TASK DETAILS :: Copy each line below exactly and leave the pictures out.

(Items from a dataset)
%%

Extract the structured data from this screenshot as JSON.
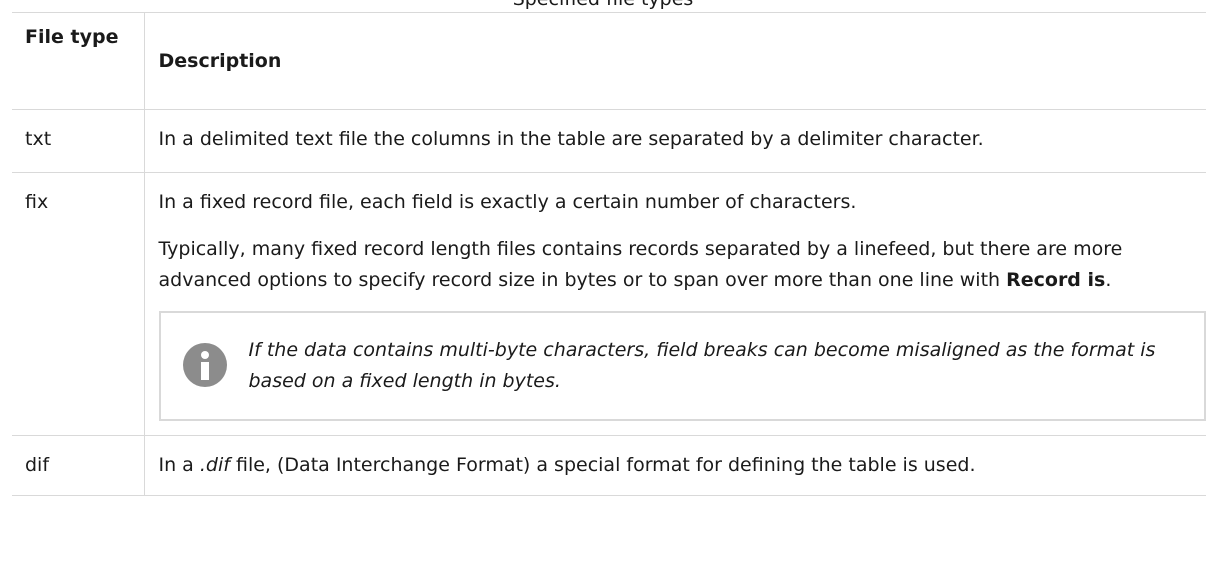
{
  "caption": "Specified file types",
  "table": {
    "headers": {
      "file_type": "File type",
      "description": "Description"
    },
    "rows": [
      {
        "type": "txt",
        "description": "In a delimited text file the columns in the table are separated by a delimiter character."
      },
      {
        "type": "fix",
        "para1": "In a fixed record file, each field is exactly a certain number of characters.",
        "para2_before": "Typically, many fixed record length files contains records separated by a linefeed, but there are more advanced options to specify record size in bytes or to span over more than one line with ",
        "para2_bold": "Record is",
        "para2_after": ".",
        "note": "If the data contains multi-byte characters, field breaks can become misaligned as the format is based on a fixed length in bytes.",
        "note_icon": "info-icon"
      },
      {
        "type": "dif",
        "desc_before": "In a ",
        "desc_italic": ".dif",
        "desc_after": " file, (Data Interchange Format) a special format for defining the table is used."
      }
    ]
  }
}
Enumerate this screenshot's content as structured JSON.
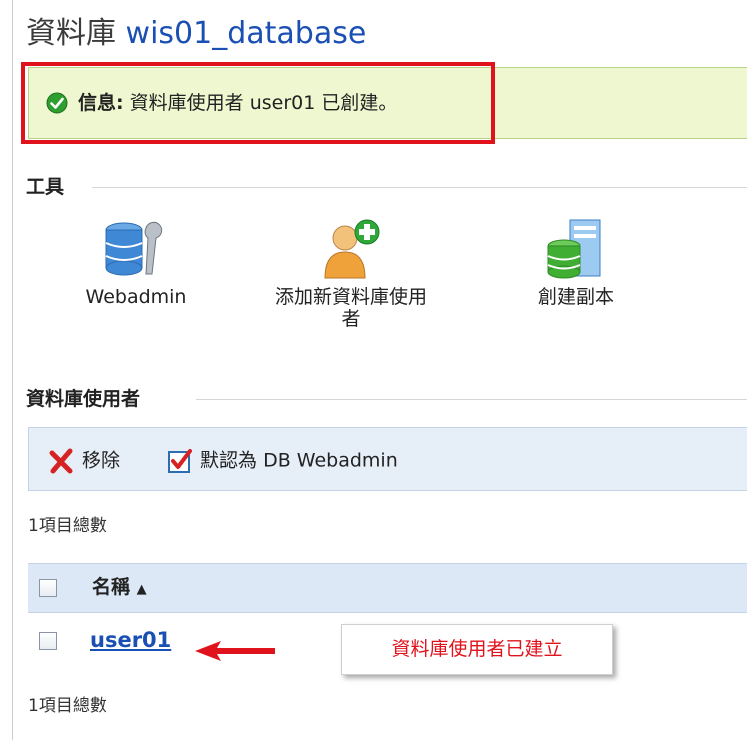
{
  "header": {
    "title_prefix": "資料庫",
    "db_name": "wis01_database"
  },
  "info": {
    "label": "信息:",
    "message": "資料庫使用者 user01 已創建。",
    "icon": "check-circle-icon",
    "color": "#2e9e2e"
  },
  "tools": {
    "heading": "工具",
    "items": [
      {
        "label": "Webadmin",
        "icon": "database-wrench-icon"
      },
      {
        "label_line1": "添加新資料庫使用",
        "label_line2": "者",
        "icon": "add-user-icon"
      },
      {
        "label": "創建副本",
        "icon": "database-server-icon"
      }
    ]
  },
  "users_section": {
    "heading": "資料庫使用者",
    "toolbar": {
      "remove_label": "移除",
      "default_label": "默認為 DB Webadmin"
    },
    "total_top": "1項目總數",
    "table": {
      "columns": [
        "名稱"
      ],
      "sort_indicator": "▲",
      "rows": [
        {
          "name": "user01"
        }
      ]
    },
    "total_bottom": "1項目總數"
  },
  "annotation": {
    "callout_text": "資料庫使用者已建立",
    "color": "#e0121b"
  }
}
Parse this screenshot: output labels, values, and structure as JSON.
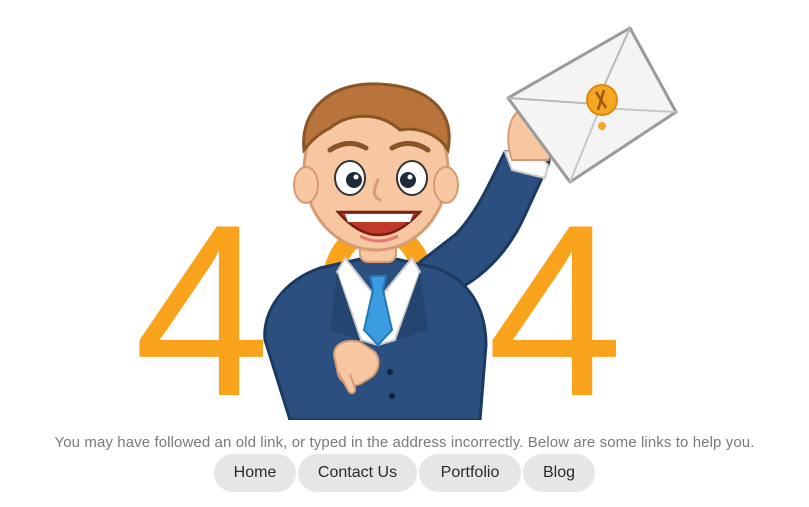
{
  "error": {
    "code_digits": [
      "4",
      "0",
      "4"
    ],
    "accent_color": "#f9a21b",
    "illustration": "businessman-holding-envelope",
    "illustration_icon": "envelope-icon",
    "message": "You may have followed an old link, or typed in the address incorrectly. Below are some links to help you."
  },
  "nav": {
    "items": [
      {
        "label": "Home"
      },
      {
        "label": "Contact Us"
      },
      {
        "label": "Portfolio"
      },
      {
        "label": "Blog"
      }
    ]
  }
}
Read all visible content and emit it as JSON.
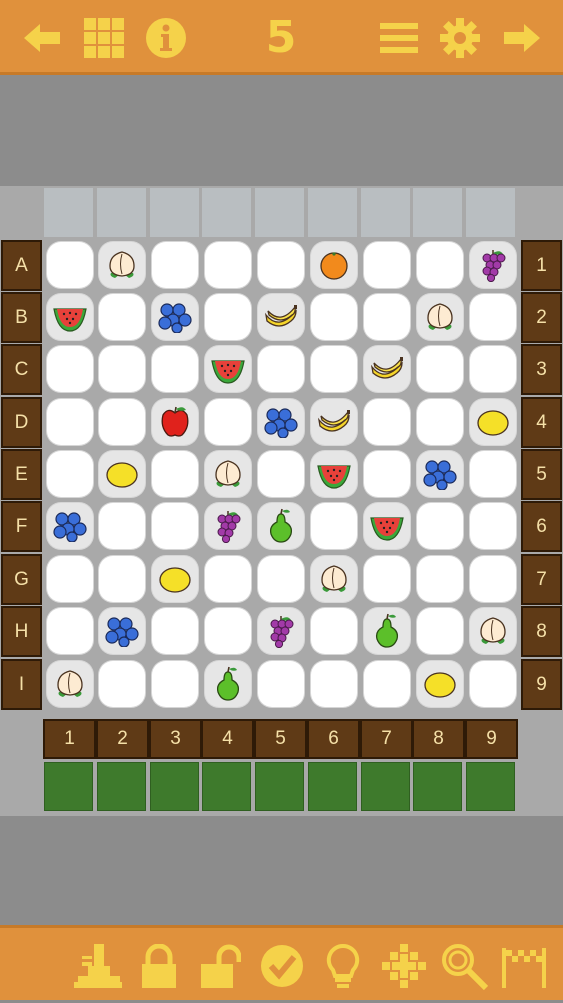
{
  "toolbar": {
    "level": "5",
    "icons": [
      "back-arrow-icon",
      "grid-icon",
      "info-icon",
      "menu-icon",
      "gear-icon",
      "forward-arrow-icon"
    ]
  },
  "grid": {
    "row_labels": [
      "A",
      "B",
      "C",
      "D",
      "E",
      "F",
      "G",
      "H",
      "I"
    ],
    "right_labels": [
      "1",
      "2",
      "3",
      "4",
      "5",
      "6",
      "7",
      "8",
      "9"
    ],
    "col_labels": [
      "1",
      "2",
      "3",
      "4",
      "5",
      "6",
      "7",
      "8",
      "9"
    ],
    "cells": [
      [
        "",
        "peach",
        "",
        "",
        "",
        "orange",
        "",
        "",
        "grapes"
      ],
      [
        "watermelon",
        "",
        "blueberries",
        "",
        "banana",
        "",
        "",
        "peach",
        ""
      ],
      [
        "",
        "",
        "",
        "watermelon",
        "",
        "",
        "banana",
        "",
        ""
      ],
      [
        "",
        "",
        "apple",
        "",
        "blueberries",
        "banana",
        "",
        "",
        "lemon"
      ],
      [
        "",
        "lemon",
        "",
        "peach",
        "",
        "watermelon",
        "",
        "blueberries",
        ""
      ],
      [
        "blueberries",
        "",
        "",
        "grapes",
        "pear",
        "",
        "watermelon",
        "",
        ""
      ],
      [
        "",
        "",
        "lemon",
        "",
        "",
        "peach",
        "",
        "",
        ""
      ],
      [
        "",
        "blueberries",
        "",
        "",
        "grapes",
        "",
        "pear",
        "",
        "peach"
      ],
      [
        "peach",
        "",
        "",
        "pear",
        "",
        "",
        "",
        "lemon",
        ""
      ]
    ]
  },
  "bottombar": {
    "icons": [
      "stamp-icon",
      "lock-icon",
      "unlock-icon",
      "check-icon",
      "hint-bulb-icon",
      "cross-pattern-icon",
      "search-icon",
      "finish-flag-icon"
    ]
  },
  "colors": {
    "bar": "#e0913c",
    "icon": "#f5d24a",
    "label_bg": "#5f3a16",
    "green_slot": "#3e7a2c"
  }
}
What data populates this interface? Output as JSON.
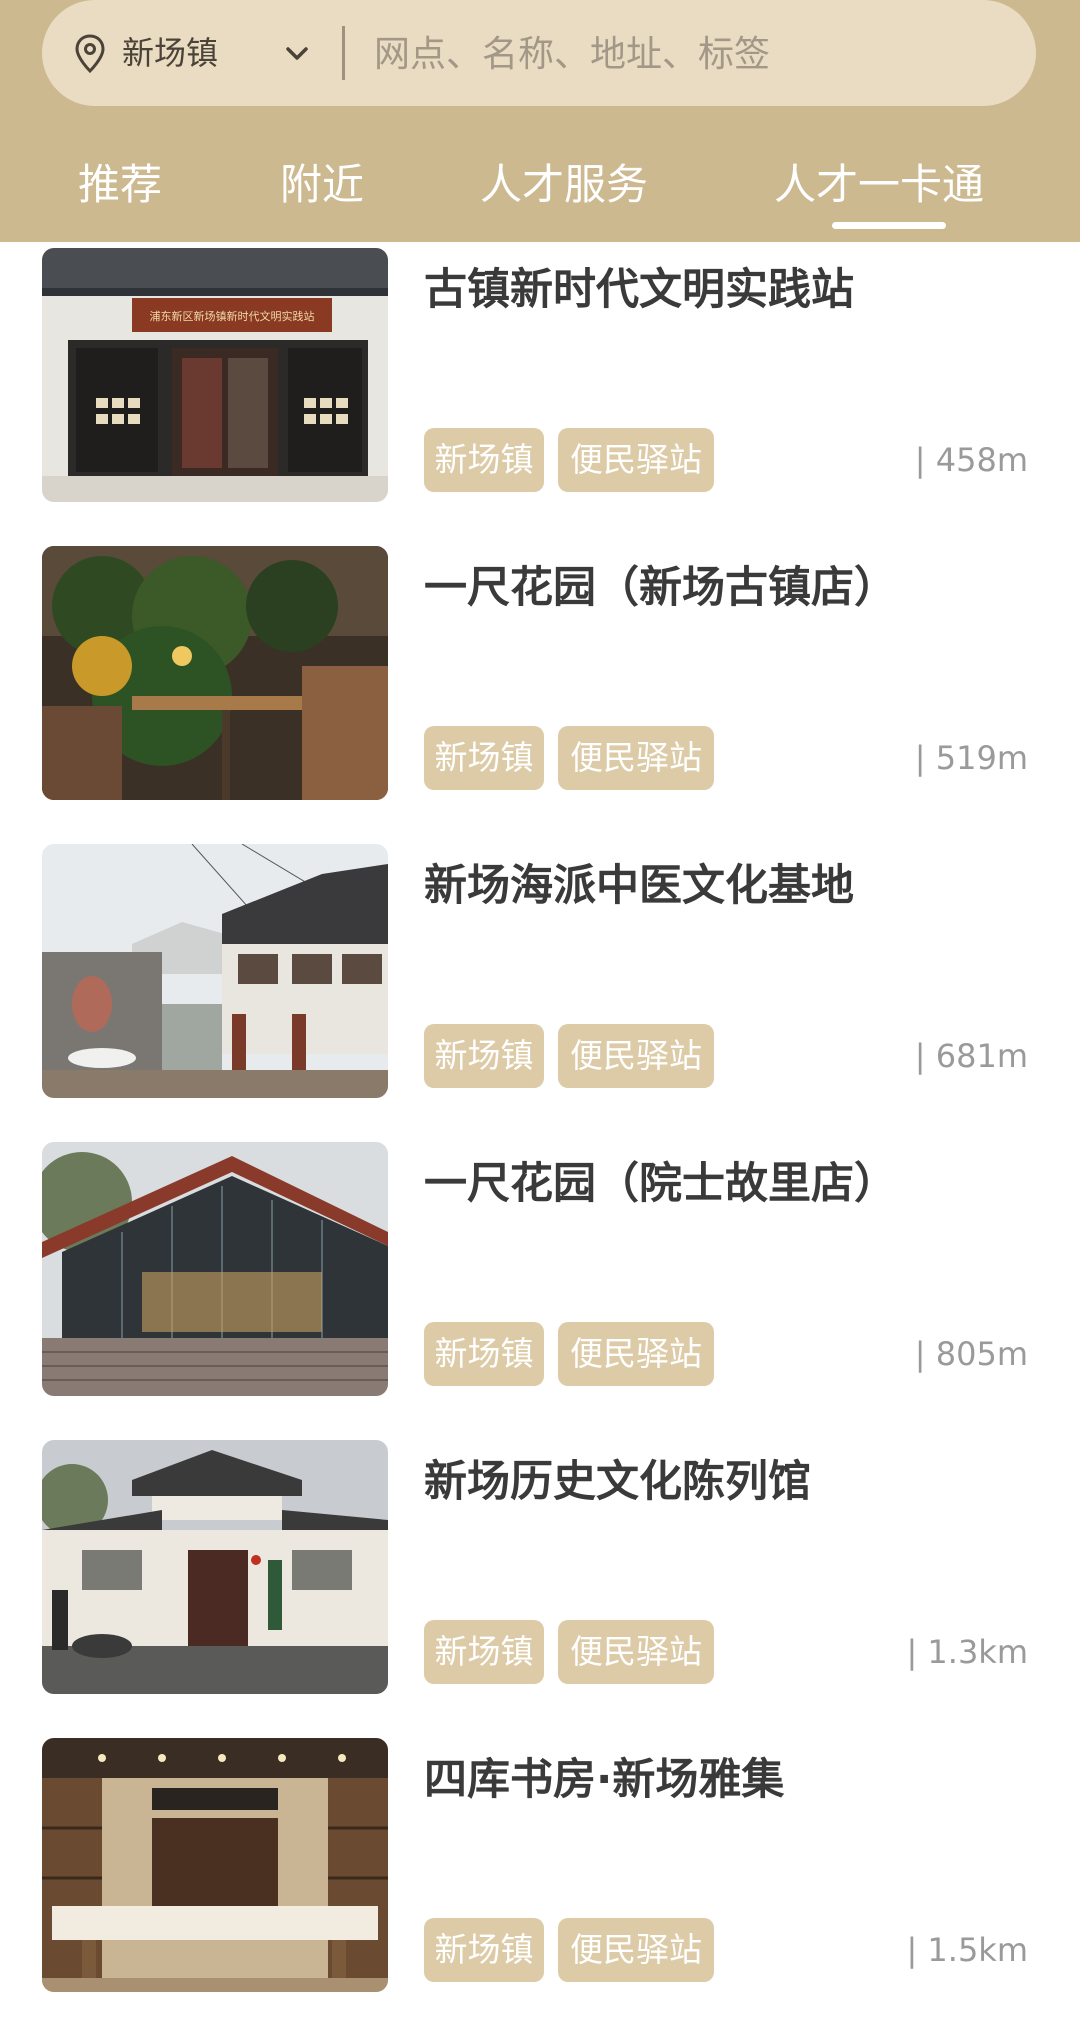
{
  "search": {
    "location": "新场镇",
    "placeholder": "网点、名称、地址、标签",
    "location_icon": "location-pin-icon",
    "dropdown_icon": "chevron-down-icon"
  },
  "tabs": [
    {
      "label": "推荐"
    },
    {
      "label": "附近"
    },
    {
      "label": "人才服务"
    },
    {
      "label": "人才一卡通",
      "active": true
    }
  ],
  "colors": {
    "header": "#cdb990",
    "search_bg": "#e9dcc2",
    "tag_bg": "#dccba6",
    "title_text": "#3a3a3a",
    "distance_text": "#9a9a9a"
  },
  "items": [
    {
      "title": "古镇新时代文明实践站",
      "tags": [
        "新场镇",
        "便民驿站"
      ],
      "distance": "| 458m",
      "sign_text": "浦东新区新场镇新时代文明实践站"
    },
    {
      "title": "一尺花园（新场古镇店）",
      "tags": [
        "新场镇",
        "便民驿站"
      ],
      "distance": "| 519m"
    },
    {
      "title": "新场海派中医文化基地",
      "tags": [
        "新场镇",
        "便民驿站"
      ],
      "distance": "| 681m"
    },
    {
      "title": "一尺花园（院士故里店）",
      "tags": [
        "新场镇",
        "便民驿站"
      ],
      "distance": "| 805m"
    },
    {
      "title": "新场历史文化陈列馆",
      "tags": [
        "新场镇",
        "便民驿站"
      ],
      "distance": "| 1.3km"
    },
    {
      "title": "四库书房·新场雅集",
      "tags": [
        "新场镇",
        "便民驿站"
      ],
      "distance": "| 1.5km"
    }
  ]
}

%%

SOLUTION TO THIS EXERCISE ::
Extract the structured data from this screenshot as JSON.
{
  "caption": "Specified file types",
  "table": {
    "headers": {
      "file_type": "File type",
      "description": "Description"
    },
    "rows": [
      {
        "type": "txt",
        "description": "In a delimited text file the columns in the table are separated by a delimiter character."
      },
      {
        "type": "fix",
        "para1": "In a fixed record file, each field is exactly a certain number of characters.",
        "para2_before": "Typically, many fixed record length files contains records separated by a linefeed, but there are more advanced options to specify record size in bytes or to span over more than one line with ",
        "para2_bold": "Record is",
        "para2_after": ".",
        "note": "If the data contains multi-byte characters, field breaks can become misaligned as the format is based on a fixed length in bytes.",
        "note_icon": "info-icon"
      },
      {
        "type": "dif",
        "desc_before": "In a ",
        "desc_italic": ".dif",
        "desc_after": " file, (Data Interchange Format) a special format for defining the table is used."
      }
    ]
  }
}
Enumerate this screenshot's content as structured JSON.
{
  "header": {
    "title_prefix": "資料庫",
    "db_name": "wis01_database"
  },
  "info": {
    "label": "信息:",
    "message": "資料庫使用者 user01 已創建。",
    "icon": "check-circle-icon",
    "color": "#2e9e2e"
  },
  "tools": {
    "heading": "工具",
    "items": [
      {
        "label": "Webadmin",
        "icon": "database-wrench-icon"
      },
      {
        "label_line1": "添加新資料庫使用",
        "label_line2": "者",
        "icon": "add-user-icon"
      },
      {
        "label": "創建副本",
        "icon": "database-server-icon"
      }
    ]
  },
  "users_section": {
    "heading": "資料庫使用者",
    "toolbar": {
      "remove_label": "移除",
      "default_label": "默認為 DB Webadmin"
    },
    "total_top": "1項目總數",
    "table": {
      "columns": [
        "名稱"
      ],
      "sort_indicator": "▲",
      "rows": [
        {
          "name": "user01"
        }
      ]
    },
    "total_bottom": "1項目總數"
  },
  "annotation": {
    "callout_text": "資料庫使用者已建立",
    "color": "#e0121b"
  }
}
Parse this screenshot: output labels, values, and structure as JSON.
{
  "error": {
    "code_digits": [
      "4",
      "0",
      "4"
    ],
    "accent_color": "#f9a21b",
    "illustration": "businessman-holding-envelope",
    "illustration_icon": "envelope-icon",
    "message": "You may have followed an old link, or typed in the address incorrectly. Below are some links to help you."
  },
  "nav": {
    "items": [
      {
        "label": "Home"
      },
      {
        "label": "Contact Us"
      },
      {
        "label": "Portfolio"
      },
      {
        "label": "Blog"
      }
    ]
  }
}
Read all visible content and emit it as JSON.
{
  "toolbar": {
    "level": "5",
    "icons": [
      "back-arrow-icon",
      "grid-icon",
      "info-icon",
      "menu-icon",
      "gear-icon",
      "forward-arrow-icon"
    ]
  },
  "grid": {
    "row_labels": [
      "A",
      "B",
      "C",
      "D",
      "E",
      "F",
      "G",
      "H",
      "I"
    ],
    "right_labels": [
      "1",
      "2",
      "3",
      "4",
      "5",
      "6",
      "7",
      "8",
      "9"
    ],
    "col_labels": [
      "1",
      "2",
      "3",
      "4",
      "5",
      "6",
      "7",
      "8",
      "9"
    ],
    "cells": [
      [
        "",
        "peach",
        "",
        "",
        "",
        "orange",
        "",
        "",
        "grapes"
      ],
      [
        "watermelon",
        "",
        "blueberries",
        "",
        "banana",
        "",
        "",
        "peach",
        ""
      ],
      [
        "",
        "",
        "",
        "watermelon",
        "",
        "",
        "banana",
        "",
        ""
      ],
      [
        "",
        "",
        "apple",
        "",
        "blueberries",
        "banana",
        "",
        "",
        "lemon"
      ],
      [
        "",
        "lemon",
        "",
        "peach",
        "",
        "watermelon",
        "",
        "blueberries",
        ""
      ],
      [
        "blueberries",
        "",
        "",
        "grapes",
        "pear",
        "",
        "watermelon",
        "",
        ""
      ],
      [
        "",
        "",
        "lemon",
        "",
        "",
        "peach",
        "",
        "",
        ""
      ],
      [
        "",
        "blueberries",
        "",
        "",
        "grapes",
        "",
        "pear",
        "",
        "peach"
      ],
      [
        "peach",
        "",
        "",
        "pear",
        "",
        "",
        "",
        "lemon",
        ""
      ]
    ]
  },
  "bottombar": {
    "icons": [
      "stamp-icon",
      "lock-icon",
      "unlock-icon",
      "check-icon",
      "hint-bulb-icon",
      "cross-pattern-icon",
      "search-icon",
      "finish-flag-icon"
    ]
  },
  "colors": {
    "bar": "#e0913c",
    "icon": "#f5d24a",
    "label_bg": "#5f3a16",
    "green_slot": "#3e7a2c"
  }
}
What data populates this interface? Output as JSON.
{
  "search": {
    "location": "新场镇",
    "placeholder": "网点、名称、地址、标签",
    "location_icon": "location-pin-icon",
    "dropdown_icon": "chevron-down-icon"
  },
  "tabs": [
    {
      "label": "推荐"
    },
    {
      "label": "附近"
    },
    {
      "label": "人才服务"
    },
    {
      "label": "人才一卡通",
      "active": true
    }
  ],
  "colors": {
    "header": "#cdb990",
    "search_bg": "#e9dcc2",
    "tag_bg": "#dccba6",
    "title_text": "#3a3a3a",
    "distance_text": "#9a9a9a"
  },
  "items": [
    {
      "title": "古镇新时代文明实践站",
      "tags": [
        "新场镇",
        "便民驿站"
      ],
      "distance": "| 458m",
      "sign_text": "浦东新区新场镇新时代文明实践站"
    },
    {
      "title": "一尺花园（新场古镇店）",
      "tags": [
        "新场镇",
        "便民驿站"
      ],
      "distance": "| 519m"
    },
    {
      "title": "新场海派中医文化基地",
      "tags": [
        "新场镇",
        "便民驿站"
      ],
      "distance": "| 681m"
    },
    {
      "title": "一尺花园（院士故里店）",
      "tags": [
        "新场镇",
        "便民驿站"
      ],
      "distance": "| 805m"
    },
    {
      "title": "新场历史文化陈列馆",
      "tags": [
        "新场镇",
        "便民驿站"
      ],
      "distance": "| 1.3km"
    },
    {
      "title": "四库书房·新场雅集",
      "tags": [
        "新场镇",
        "便民驿站"
      ],
      "distance": "| 1.5km"
    }
  ]
}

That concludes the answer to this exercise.